What is being asked:
Write out the data again in full, exactly as it reads.

(Dataset records)
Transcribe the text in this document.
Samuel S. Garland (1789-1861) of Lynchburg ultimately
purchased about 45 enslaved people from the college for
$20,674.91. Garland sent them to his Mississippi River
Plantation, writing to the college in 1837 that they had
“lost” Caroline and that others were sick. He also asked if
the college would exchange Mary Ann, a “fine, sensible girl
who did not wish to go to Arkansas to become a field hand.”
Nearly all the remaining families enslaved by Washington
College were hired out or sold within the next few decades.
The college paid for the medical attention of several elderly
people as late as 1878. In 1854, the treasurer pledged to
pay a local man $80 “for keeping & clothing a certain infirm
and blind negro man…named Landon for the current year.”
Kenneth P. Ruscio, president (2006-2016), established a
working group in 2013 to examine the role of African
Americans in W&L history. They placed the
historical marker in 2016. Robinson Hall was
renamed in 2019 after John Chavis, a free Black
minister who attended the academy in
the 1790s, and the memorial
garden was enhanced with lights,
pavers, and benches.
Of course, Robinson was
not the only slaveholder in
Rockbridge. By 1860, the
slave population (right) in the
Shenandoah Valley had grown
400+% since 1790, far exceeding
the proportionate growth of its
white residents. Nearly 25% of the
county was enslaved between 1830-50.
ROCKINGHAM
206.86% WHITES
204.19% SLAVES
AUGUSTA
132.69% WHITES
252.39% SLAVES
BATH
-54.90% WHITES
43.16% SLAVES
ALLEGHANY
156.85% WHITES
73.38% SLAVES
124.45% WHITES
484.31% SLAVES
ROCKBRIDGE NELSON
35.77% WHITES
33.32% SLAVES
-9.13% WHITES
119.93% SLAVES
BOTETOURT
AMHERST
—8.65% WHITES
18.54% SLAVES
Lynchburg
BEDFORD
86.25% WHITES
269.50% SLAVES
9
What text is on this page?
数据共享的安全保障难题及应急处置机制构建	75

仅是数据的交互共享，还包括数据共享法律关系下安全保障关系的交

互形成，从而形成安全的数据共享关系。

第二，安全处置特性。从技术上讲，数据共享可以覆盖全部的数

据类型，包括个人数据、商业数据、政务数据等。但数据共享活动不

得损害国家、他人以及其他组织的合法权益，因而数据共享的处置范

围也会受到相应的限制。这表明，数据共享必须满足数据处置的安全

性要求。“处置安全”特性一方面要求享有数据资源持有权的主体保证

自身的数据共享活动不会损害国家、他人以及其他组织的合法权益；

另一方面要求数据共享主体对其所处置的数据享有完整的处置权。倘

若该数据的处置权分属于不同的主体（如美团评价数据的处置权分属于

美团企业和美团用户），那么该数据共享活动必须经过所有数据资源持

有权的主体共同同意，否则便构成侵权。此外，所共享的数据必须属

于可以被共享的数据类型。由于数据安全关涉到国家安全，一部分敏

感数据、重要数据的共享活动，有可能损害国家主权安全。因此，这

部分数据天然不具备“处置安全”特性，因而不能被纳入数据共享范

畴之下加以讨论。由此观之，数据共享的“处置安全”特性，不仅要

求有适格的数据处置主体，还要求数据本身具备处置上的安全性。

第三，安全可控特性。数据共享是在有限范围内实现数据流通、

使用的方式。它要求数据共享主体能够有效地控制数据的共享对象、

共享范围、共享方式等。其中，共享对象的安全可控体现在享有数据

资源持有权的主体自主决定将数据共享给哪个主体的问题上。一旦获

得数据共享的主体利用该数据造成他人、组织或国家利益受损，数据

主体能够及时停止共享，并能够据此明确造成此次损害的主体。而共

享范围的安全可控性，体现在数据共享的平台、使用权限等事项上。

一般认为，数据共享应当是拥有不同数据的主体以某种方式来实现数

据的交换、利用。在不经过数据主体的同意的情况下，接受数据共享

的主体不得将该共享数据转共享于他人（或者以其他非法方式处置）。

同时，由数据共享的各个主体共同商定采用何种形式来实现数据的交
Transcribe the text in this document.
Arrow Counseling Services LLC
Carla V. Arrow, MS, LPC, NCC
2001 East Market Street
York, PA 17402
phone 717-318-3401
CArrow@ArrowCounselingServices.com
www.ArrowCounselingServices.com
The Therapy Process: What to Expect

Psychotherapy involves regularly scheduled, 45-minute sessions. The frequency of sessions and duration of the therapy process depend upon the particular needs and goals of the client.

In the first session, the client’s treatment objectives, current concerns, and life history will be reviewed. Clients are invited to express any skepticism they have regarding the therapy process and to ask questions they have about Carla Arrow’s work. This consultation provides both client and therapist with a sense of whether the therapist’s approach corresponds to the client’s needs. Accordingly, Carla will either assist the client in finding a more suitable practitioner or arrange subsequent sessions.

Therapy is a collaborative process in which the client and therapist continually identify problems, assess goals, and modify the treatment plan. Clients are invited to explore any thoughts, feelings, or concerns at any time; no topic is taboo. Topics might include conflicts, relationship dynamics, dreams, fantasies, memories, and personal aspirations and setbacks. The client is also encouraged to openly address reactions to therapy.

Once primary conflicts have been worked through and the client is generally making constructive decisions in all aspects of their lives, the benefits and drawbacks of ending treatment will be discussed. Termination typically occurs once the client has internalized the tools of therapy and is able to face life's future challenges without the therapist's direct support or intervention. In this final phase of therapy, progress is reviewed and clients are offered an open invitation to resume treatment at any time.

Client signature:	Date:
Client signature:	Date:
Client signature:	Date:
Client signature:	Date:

Exercise output:
Transcribe the text in this document.
Samuel S. Garland (1789-1861) of Lynchburg ultimately
purchased about 45 enslaved people from the college for
$20,674.91. Garland sent them to his Mississippi River
Plantation, writing to the college in 1837 that they had
“lost” Caroline and that others were sick. He also asked if
the college would exchange Mary Ann, a “fine, sensible girl
who did not wish to go to Arkansas to become a field hand.”
Nearly all the remaining families enslaved by Washington
College were hired out or sold within the next few decades.
The college paid for the medical attention of several elderly
people as late as 1878. In 1854, the treasurer pledged to
pay a local man $80 “for keeping & clothing a certain infirm
and blind negro man…named Landon for the current year.”
Kenneth P. Ruscio, president (2006-2016), established a
working group in 2013 to examine the role of African
Americans in W&L history. They placed the
historical marker in 2016. Robinson Hall was
renamed in 2019 after John Chavis, a free Black
minister who attended the academy in
the 1790s, and the memorial
garden was enhanced with lights,
pavers, and benches.
Of course, Robinson was
not the only slaveholder in
Rockbridge. By 1860, the
slave population (right) in the
Shenandoah Valley had grown
400+% since 1790, far exceeding
the proportionate growth of its
white residents. Nearly 25% of the
county was enslaved between 1830-50.
ROCKINGHAM
206.86% WHITES
204.19% SLAVES
AUGUSTA
132.69% WHITES
252.39% SLAVES
BATH
-54.90% WHITES
43.16% SLAVES
ALLEGHANY
156.85% WHITES
73.38% SLAVES
124.45% WHITES
484.31% SLAVES
ROCKBRIDGE NELSON
35.77% WHITES
33.32% SLAVES
-9.13% WHITES
119.93% SLAVES
BOTETOURT
AMHERST
—8.65% WHITES
18.54% SLAVES
Lynchburg
BEDFORD
86.25% WHITES
269.50% SLAVES
9
What text is on this page?
数据共享的安全保障难题及应急处置机制构建	75

仅是数据的交互共享，还包括数据共享法律关系下安全保障关系的交

互形成，从而形成安全的数据共享关系。

第二，安全处置特性。从技术上讲，数据共享可以覆盖全部的数

据类型，包括个人数据、商业数据、政务数据等。但数据共享活动不

得损害国家、他人以及其他组织的合法权益，因而数据共享的处置范

围也会受到相应的限制。这表明，数据共享必须满足数据处置的安全

性要求。“处置安全”特性一方面要求享有数据资源持有权的主体保证

自身的数据共享活动不会损害国家、他人以及其他组织的合法权益；

另一方面要求数据共享主体对其所处置的数据享有完整的处置权。倘

若该数据的处置权分属于不同的主体（如美团评价数据的处置权分属于

美团企业和美团用户），那么该数据共享活动必须经过所有数据资源持

有权的主体共同同意，否则便构成侵权。此外，所共享的数据必须属

于可以被共享的数据类型。由于数据安全关涉到国家安全，一部分敏

感数据、重要数据的共享活动，有可能损害国家主权安全。因此，这

部分数据天然不具备“处置安全”特性，因而不能被纳入数据共享范

畴之下加以讨论。由此观之，数据共享的“处置安全”特性，不仅要

求有适格的数据处置主体，还要求数据本身具备处置上的安全性。

第三，安全可控特性。数据共享是在有限范围内实现数据流通、

使用的方式。它要求数据共享主体能够有效地控制数据的共享对象、

共享范围、共享方式等。其中，共享对象的安全可控体现在享有数据

资源持有权的主体自主决定将数据共享给哪个主体的问题上。一旦获

得数据共享的主体利用该数据造成他人、组织或国家利益受损，数据

主体能够及时停止共享，并能够据此明确造成此次损害的主体。而共

享范围的安全可控性，体现在数据共享的平台、使用权限等事项上。

一般认为，数据共享应当是拥有不同数据的主体以某种方式来实现数

据的交换、利用。在不经过数据主体的同意的情况下，接受数据共享

的主体不得将该共享数据转共享于他人（或者以其他非法方式处置）。

同时，由数据共享的各个主体共同商定采用何种形式来实现数据的交
Transcribe the text in this document.
Arrow Counseling Services LLC
Carla V. Arrow, MS, LPC, NCC
2001 East Market Street
York, PA 17402
phone 717-318-3401
CArrow@ArrowCounselingServices.com
www.ArrowCounselingServices.com
The Therapy Process: What to Expect

Psychotherapy involves regularly scheduled, 45-minute sessions. The frequency of sessions and duration of the therapy process depend upon the particular needs and goals of the client.

In the first session, the client’s treatment objectives, current concerns, and life history will be reviewed. Clients are invited to express any skepticism they have regarding the therapy process and to ask questions they have about Carla Arrow’s work. This consultation provides both client and therapist with a sense of whether the therapist’s approach corresponds to the client’s needs. Accordingly, Carla will either assist the client in finding a more suitable practitioner or arrange subsequent sessions.

Therapy is a collaborative process in which the client and therapist continually identify problems, assess goals, and modify the treatment plan. Clients are invited to explore any thoughts, feelings, or concerns at any time; no topic is taboo. Topics might include conflicts, relationship dynamics, dreams, fantasies, memories, and personal aspirations and setbacks. The client is also encouraged to openly address reactions to therapy.

Once primary conflicts have been worked through and the client is generally making constructive decisions in all aspects of their lives, the benefits and drawbacks of ending treatment will be discussed. Termination typically occurs once the client has internalized the tools of therapy and is able to face life's future challenges without the therapist's direct support or intervention. In this final phase of therapy, progress is reviewed and clients are offered an open invitation to resume treatment at any time.

Client signature:	Date:
Client signature:	Date:
Client signature:	Date:
Client signature:	Date:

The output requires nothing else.